Entries with figure data:

_ _ _

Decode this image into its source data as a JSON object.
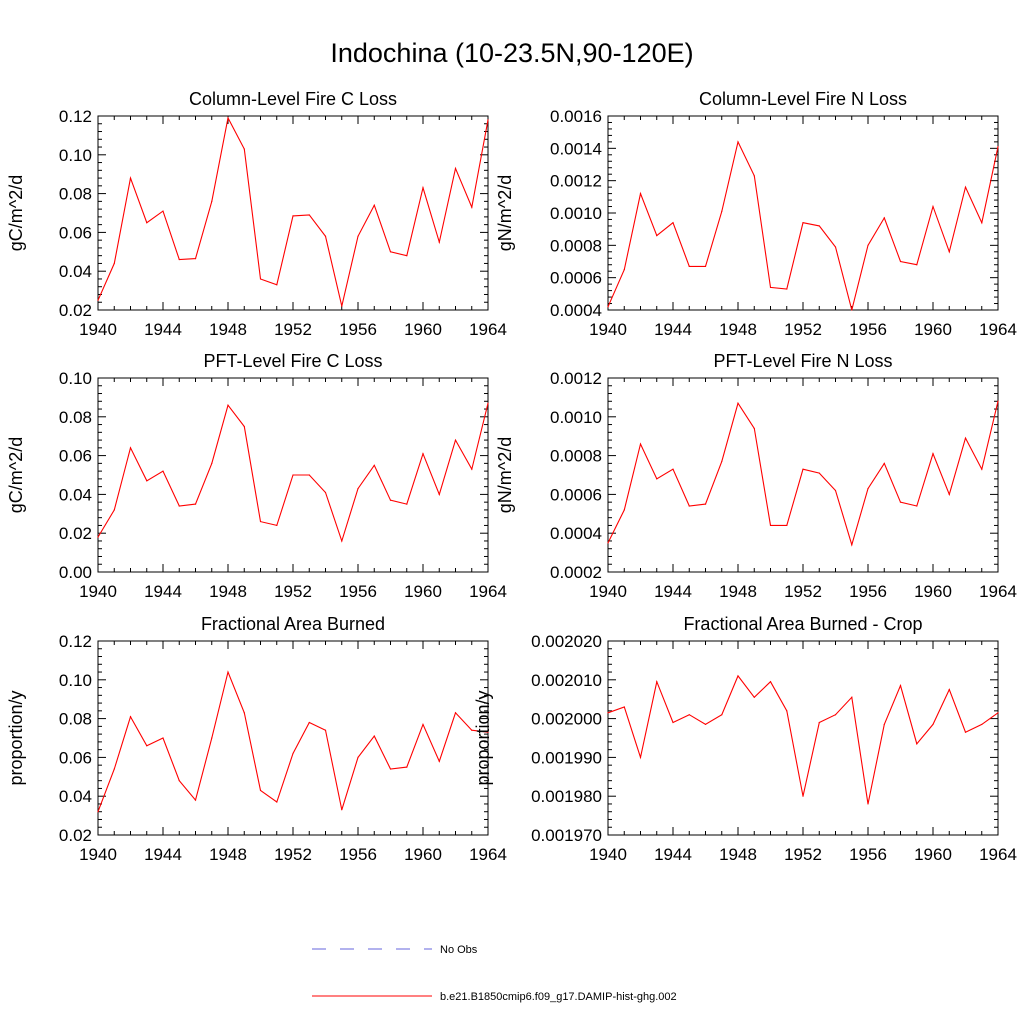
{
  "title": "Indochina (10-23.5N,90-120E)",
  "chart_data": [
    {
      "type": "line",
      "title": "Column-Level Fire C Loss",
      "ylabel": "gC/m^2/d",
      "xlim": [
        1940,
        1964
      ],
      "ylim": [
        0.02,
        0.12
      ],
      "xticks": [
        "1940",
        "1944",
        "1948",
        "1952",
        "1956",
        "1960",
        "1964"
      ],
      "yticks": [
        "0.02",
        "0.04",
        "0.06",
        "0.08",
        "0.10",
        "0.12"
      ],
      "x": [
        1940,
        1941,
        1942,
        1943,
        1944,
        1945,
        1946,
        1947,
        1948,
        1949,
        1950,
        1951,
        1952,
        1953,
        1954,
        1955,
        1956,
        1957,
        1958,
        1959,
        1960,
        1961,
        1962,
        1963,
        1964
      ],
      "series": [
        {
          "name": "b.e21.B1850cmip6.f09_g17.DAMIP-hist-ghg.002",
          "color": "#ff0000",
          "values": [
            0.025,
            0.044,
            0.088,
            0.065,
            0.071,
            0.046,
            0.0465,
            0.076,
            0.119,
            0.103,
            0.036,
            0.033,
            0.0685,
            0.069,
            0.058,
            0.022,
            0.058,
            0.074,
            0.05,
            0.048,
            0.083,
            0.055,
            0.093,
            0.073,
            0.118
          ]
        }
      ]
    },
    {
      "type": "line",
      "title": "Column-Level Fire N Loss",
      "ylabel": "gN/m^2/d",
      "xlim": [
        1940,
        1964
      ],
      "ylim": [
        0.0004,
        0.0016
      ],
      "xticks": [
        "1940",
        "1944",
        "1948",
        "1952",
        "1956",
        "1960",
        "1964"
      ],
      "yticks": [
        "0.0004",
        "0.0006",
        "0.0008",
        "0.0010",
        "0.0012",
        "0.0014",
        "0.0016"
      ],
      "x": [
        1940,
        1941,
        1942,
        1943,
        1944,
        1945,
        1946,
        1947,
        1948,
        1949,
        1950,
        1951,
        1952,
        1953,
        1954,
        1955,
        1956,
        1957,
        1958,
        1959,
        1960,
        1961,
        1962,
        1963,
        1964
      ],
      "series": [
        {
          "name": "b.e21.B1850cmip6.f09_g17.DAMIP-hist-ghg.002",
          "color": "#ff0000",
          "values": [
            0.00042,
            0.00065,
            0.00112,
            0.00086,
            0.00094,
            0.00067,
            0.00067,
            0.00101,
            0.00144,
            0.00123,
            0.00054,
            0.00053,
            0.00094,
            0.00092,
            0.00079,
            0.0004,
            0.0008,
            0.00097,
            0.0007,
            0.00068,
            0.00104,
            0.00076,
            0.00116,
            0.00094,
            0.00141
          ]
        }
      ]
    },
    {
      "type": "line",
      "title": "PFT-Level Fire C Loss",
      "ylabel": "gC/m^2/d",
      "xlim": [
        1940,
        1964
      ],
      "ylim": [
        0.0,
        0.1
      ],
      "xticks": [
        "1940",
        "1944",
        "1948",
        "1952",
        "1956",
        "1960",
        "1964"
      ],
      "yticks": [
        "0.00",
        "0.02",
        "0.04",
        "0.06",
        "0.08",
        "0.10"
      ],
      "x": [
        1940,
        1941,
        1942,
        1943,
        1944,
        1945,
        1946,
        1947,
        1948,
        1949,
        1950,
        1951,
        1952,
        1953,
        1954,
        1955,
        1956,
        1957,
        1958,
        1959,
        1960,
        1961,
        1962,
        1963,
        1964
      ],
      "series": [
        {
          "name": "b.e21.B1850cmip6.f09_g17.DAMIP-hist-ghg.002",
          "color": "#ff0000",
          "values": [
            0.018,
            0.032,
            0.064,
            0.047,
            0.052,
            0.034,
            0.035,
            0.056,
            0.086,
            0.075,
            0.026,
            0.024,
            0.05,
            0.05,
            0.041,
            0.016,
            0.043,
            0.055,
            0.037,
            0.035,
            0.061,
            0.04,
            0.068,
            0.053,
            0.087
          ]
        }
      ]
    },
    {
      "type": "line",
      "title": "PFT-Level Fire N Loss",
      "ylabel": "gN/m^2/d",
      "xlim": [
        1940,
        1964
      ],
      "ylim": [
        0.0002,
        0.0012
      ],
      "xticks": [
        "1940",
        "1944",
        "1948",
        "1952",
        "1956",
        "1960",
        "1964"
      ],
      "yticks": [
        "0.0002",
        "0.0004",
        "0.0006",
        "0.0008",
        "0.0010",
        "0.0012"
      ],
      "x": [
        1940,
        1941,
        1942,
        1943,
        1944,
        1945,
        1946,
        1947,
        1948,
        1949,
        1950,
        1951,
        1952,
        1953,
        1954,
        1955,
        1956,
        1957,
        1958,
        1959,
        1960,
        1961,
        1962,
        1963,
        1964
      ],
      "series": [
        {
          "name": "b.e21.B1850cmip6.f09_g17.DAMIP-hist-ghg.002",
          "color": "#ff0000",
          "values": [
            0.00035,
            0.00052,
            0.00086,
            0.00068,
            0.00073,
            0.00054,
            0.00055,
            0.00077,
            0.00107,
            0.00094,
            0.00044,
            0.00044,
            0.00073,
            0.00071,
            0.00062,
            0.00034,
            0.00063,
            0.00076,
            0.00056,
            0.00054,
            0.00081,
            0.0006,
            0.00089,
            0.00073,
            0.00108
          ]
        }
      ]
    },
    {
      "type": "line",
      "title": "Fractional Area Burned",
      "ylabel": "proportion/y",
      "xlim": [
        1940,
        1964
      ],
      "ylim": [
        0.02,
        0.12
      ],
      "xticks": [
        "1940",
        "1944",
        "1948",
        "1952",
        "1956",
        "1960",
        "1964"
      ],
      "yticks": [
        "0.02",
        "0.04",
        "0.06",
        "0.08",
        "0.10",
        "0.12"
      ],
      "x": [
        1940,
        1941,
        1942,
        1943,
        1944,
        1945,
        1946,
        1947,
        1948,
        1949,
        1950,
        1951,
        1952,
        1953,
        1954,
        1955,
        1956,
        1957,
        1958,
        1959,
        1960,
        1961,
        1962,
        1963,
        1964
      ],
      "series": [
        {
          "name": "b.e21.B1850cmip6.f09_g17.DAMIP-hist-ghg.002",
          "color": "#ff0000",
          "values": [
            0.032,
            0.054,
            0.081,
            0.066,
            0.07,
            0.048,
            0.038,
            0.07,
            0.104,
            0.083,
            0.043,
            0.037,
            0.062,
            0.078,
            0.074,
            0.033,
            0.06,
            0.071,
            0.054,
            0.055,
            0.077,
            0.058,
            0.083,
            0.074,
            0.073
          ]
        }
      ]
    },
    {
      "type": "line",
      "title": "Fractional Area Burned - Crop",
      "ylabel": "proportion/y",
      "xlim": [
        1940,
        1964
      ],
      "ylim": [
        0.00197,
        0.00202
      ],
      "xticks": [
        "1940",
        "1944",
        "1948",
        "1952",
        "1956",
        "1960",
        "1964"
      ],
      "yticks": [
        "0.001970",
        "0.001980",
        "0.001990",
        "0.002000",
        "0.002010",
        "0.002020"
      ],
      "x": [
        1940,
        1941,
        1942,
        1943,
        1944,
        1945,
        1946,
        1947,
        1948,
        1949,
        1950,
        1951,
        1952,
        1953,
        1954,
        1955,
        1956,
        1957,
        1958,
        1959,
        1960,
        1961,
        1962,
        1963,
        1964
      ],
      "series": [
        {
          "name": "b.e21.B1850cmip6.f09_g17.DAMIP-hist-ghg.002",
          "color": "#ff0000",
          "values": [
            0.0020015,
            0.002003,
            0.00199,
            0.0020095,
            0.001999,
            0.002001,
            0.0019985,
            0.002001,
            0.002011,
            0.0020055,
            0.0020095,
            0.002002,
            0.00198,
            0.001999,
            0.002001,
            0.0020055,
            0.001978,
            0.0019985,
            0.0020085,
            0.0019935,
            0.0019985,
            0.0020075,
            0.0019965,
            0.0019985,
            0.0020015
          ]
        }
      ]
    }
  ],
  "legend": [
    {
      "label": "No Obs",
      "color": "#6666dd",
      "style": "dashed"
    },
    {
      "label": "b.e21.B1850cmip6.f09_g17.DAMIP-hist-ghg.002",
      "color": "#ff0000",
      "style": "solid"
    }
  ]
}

_ _ _

What is being asked
Copy each line of the listing in which the word "Level" can be found.

Response to this task
      "title": "Column-Level Fire C Loss",
      "title": "Column-Level Fire N Loss",
      "title": "PFT-Level Fire C Loss",
      "title": "PFT-Level Fire N Loss",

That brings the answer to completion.